• [Short task]:
Each line that holds the word "Weather" should be returned.

━━━ Data rows

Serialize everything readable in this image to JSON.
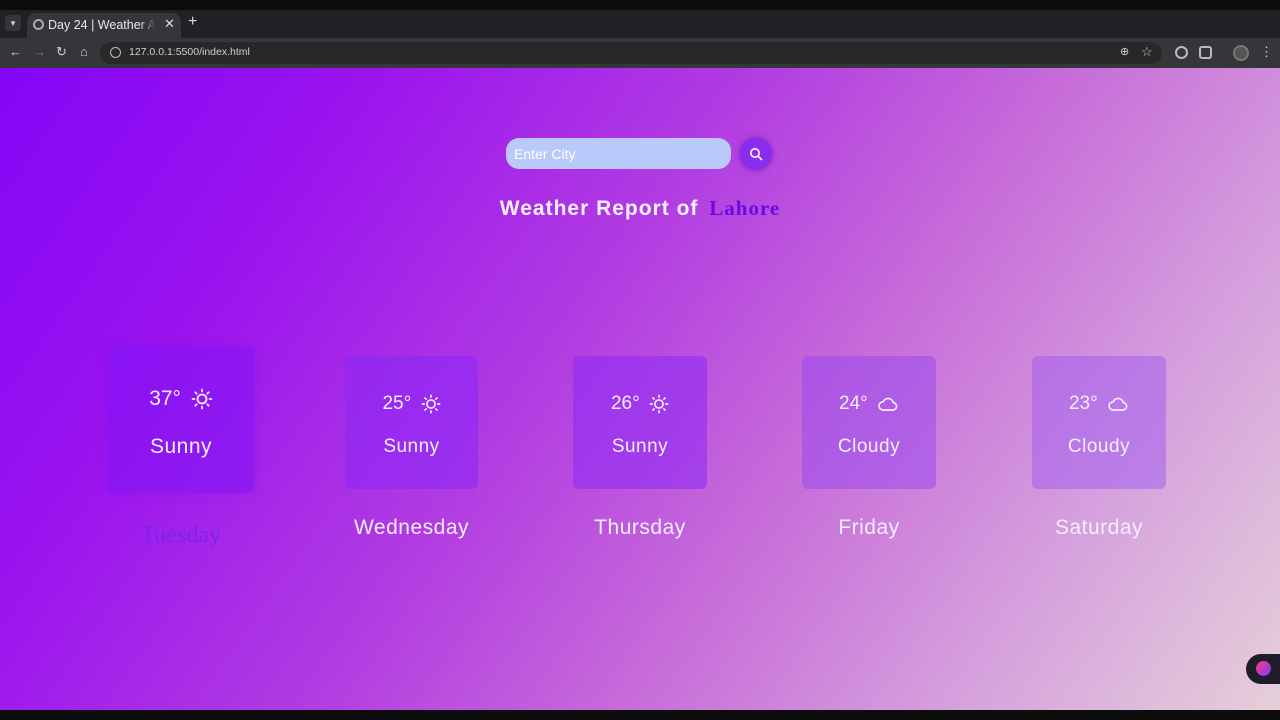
{
  "browser": {
    "tab_title": "Day 24 | Weather A",
    "url": "127.0.0.1:5500/index.html"
  },
  "search": {
    "placeholder": "Enter City",
    "value": ""
  },
  "header": {
    "prefix": "Weather Report of",
    "city": "Lahore"
  },
  "forecast": [
    {
      "day": "Tuesday",
      "temp": "37°",
      "condition": "Sunny",
      "icon": "sun-icon"
    },
    {
      "day": "Wednesday",
      "temp": "25°",
      "condition": "Sunny",
      "icon": "sun-icon"
    },
    {
      "day": "Thursday",
      "temp": "26°",
      "condition": "Sunny",
      "icon": "sun-icon"
    },
    {
      "day": "Friday",
      "temp": "24°",
      "condition": "Cloudy",
      "icon": "cloud-icon"
    },
    {
      "day": "Saturday",
      "temp": "23°",
      "condition": "Cloudy",
      "icon": "cloud-icon"
    }
  ],
  "colors": {
    "gradient_start": "#8406f7",
    "gradient_end": "#e6cfd9",
    "city_accent": "#6a0ae6",
    "input_bg": "#b9c9fa"
  }
}
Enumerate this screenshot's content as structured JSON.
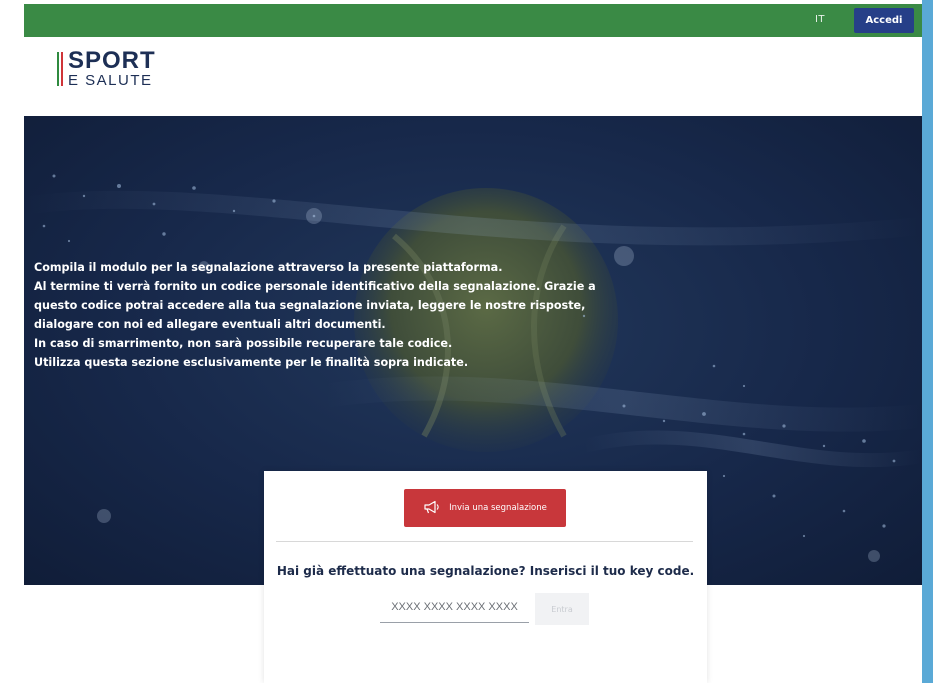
{
  "header": {
    "language": "IT",
    "login_label": "Accedi"
  },
  "logo": {
    "line1": "SPORT",
    "line2": "E SALUTE"
  },
  "hero": {
    "lines": [
      "Compila il modulo per la segnalazione attraverso la presente piattaforma.",
      "Al termine ti verrà fornito un codice personale identificativo della segnalazione. Grazie a",
      "questo codice potrai accedere alla tua segnalazione inviata, leggere le nostre risposte,",
      "dialogare con noi ed allegare eventuali altri documenti.",
      "In caso di smarrimento, non sarà possibile recuperare tale codice.",
      "Utilizza questa sezione esclusivamente per le finalità sopra indicate."
    ]
  },
  "card": {
    "report_button_label": "Invia una segnalazione",
    "report_button_icon": "megaphone-icon",
    "question": "Hai già effettuato una segnalazione? Inserisci il tuo key code.",
    "keycode_placeholder": "XXXX XXXX XXXX XXXX",
    "keycode_value": "",
    "enter_label": "Entra"
  },
  "colors": {
    "topbar": "#3a8a45",
    "login_button": "#263f88",
    "hero_background": "#17284a",
    "report_button": "#c8373b",
    "outer_background": "#5aa9d6"
  }
}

━━━━━━

• [Solution for this task]:
    "tab_title": "Day 24 | Weather A",
    "prefix": "Weather Report of",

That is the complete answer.